• **WHAT IS REQUIRED**
Skip any picture you find and retype all the remaining lines exactly.

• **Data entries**
===
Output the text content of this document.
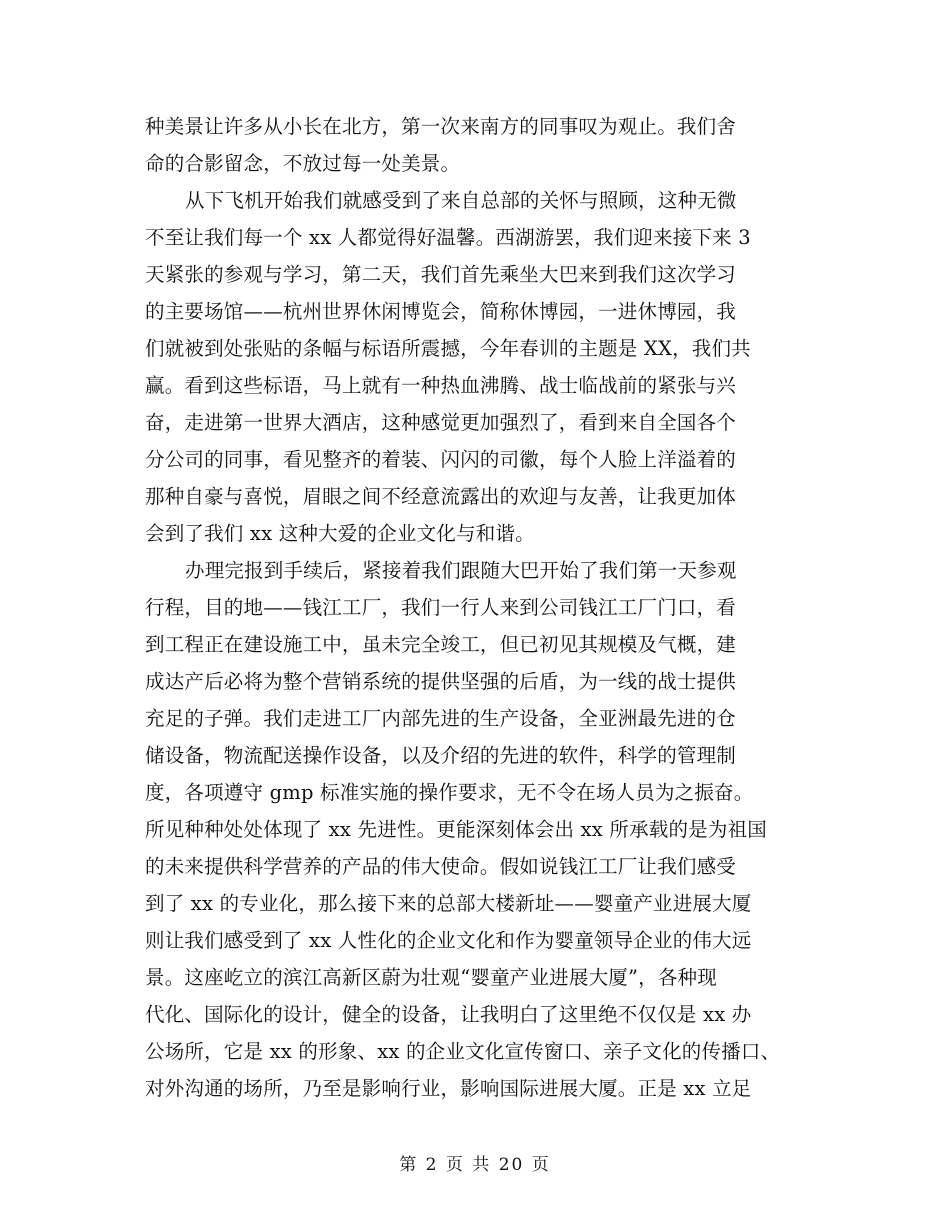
种美景让许多从小长在北方，第一次来南方的同事叹为观止。我们舍
命的合影留念，不放过每一处美景。
从下飞机开始我们就感受到了来自总部的关怀与照顾，这种无微
不至让我们每一个 xx 人都觉得好温馨。西湖游罢，我们迎来接下来 3
天紧张的参观与学习，第二天，我们首先乘坐大巴来到我们这次学习
的主要场馆——杭州世界休闲博览会，简称休博园，一进休博园，我
们就被到处张贴的条幅与标语所震撼，今年春训的主题是 XX，我们共
赢。看到这些标语，马上就有一种热血沸腾、战士临战前的紧张与兴
奋，走进第一世界大酒店，这种感觉更加强烈了，看到来自全国各个
分公司的同事，看见整齐的着装、闪闪的司徽，每个人脸上洋溢着的
那种自豪与喜悦，眉眼之间不经意流露出的欢迎与友善，让我更加体
会到了我们 xx 这种大爱的企业文化与和谐。
办理完报到手续后，紧接着我们跟随大巴开始了我们第一天参观
行程，目的地——钱江工厂，我们一行人来到公司钱江工厂门口，看
到工程正在建设施工中，虽未完全竣工，但已初见其规模及气概，建
成达产后必将为整个营销系统的提供坚强的后盾，为一线的战士提供
充足的子弹。我们走进工厂内部先进的生产设备，全亚洲最先进的仓
储设备，物流配送操作设备，以及介绍的先进的软件，科学的管理制
度，各项遵守 gmp 标准实施的操作要求，无不令在场人员为之振奋。
所见种种处处体现了 xx 先进性。更能深刻体会出 xx 所承载的是为祖国
的未来提供科学营养的产品的伟大使命。假如说钱江工厂让我们感受
到了 xx 的专业化，那么接下来的总部大楼新址——婴童产业进展大厦
则让我们感受到了 xx 人性化的企业文化和作为婴童领导企业的伟大远
景。这座屹立的滨江高新区蔚为壮观“婴童产业进展大厦”，各种现
代化、国际化的设计，健全的设备，让我明白了这里绝不仅仅是 xx 办
公场所，它是 xx 的形象、xx 的企业文化宣传窗口、亲子文化的传播口、
对外沟通的场所，乃至是影响行业，影响国际进展大厦。正是 xx 立足
第 2 页 共 20 页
===
• **ANSWER TO THIS PROBLEM**
Output the text content of this document.
种美景让许多从小长在北方，第一次来南方的同事叹为观止。我们舍
命的合影留念，不放过每一处美景。
从下飞机开始我们就感受到了来自总部的关怀与照顾，这种无微
不至让我们每一个 xx 人都觉得好温馨。西湖游罢，我们迎来接下来 3
天紧张的参观与学习，第二天，我们首先乘坐大巴来到我们这次学习
的主要场馆——杭州世界休闲博览会，简称休博园，一进休博园，我
们就被到处张贴的条幅与标语所震撼，今年春训的主题是 XX，我们共
赢。看到这些标语，马上就有一种热血沸腾、战士临战前的紧张与兴
奋，走进第一世界大酒店，这种感觉更加强烈了，看到来自全国各个
分公司的同事，看见整齐的着装、闪闪的司徽，每个人脸上洋溢着的
那种自豪与喜悦，眉眼之间不经意流露出的欢迎与友善，让我更加体
会到了我们 xx 这种大爱的企业文化与和谐。
办理完报到手续后，紧接着我们跟随大巴开始了我们第一天参观
行程，目的地——钱江工厂，我们一行人来到公司钱江工厂门口，看
到工程正在建设施工中，虽未完全竣工，但已初见其规模及气概，建
成达产后必将为整个营销系统的提供坚强的后盾，为一线的战士提供
充足的子弹。我们走进工厂内部先进的生产设备，全亚洲最先进的仓
储设备，物流配送操作设备，以及介绍的先进的软件，科学的管理制
度，各项遵守 gmp 标准实施的操作要求，无不令在场人员为之振奋。
所见种种处处体现了 xx 先进性。更能深刻体会出 xx 所承载的是为祖国
的未来提供科学营养的产品的伟大使命。假如说钱江工厂让我们感受
到了 xx 的专业化，那么接下来的总部大楼新址——婴童产业进展大厦
则让我们感受到了 xx 人性化的企业文化和作为婴童领导企业的伟大远
景。这座屹立的滨江高新区蔚为壮观“婴童产业进展大厦”，各种现
代化、国际化的设计，健全的设备，让我明白了这里绝不仅仅是 xx 办
公场所，它是 xx 的形象、xx 的企业文化宣传窗口、亲子文化的传播口、
对外沟通的场所，乃至是影响行业，影响国际进展大厦。正是 xx 立足
第 2 页 共 20 页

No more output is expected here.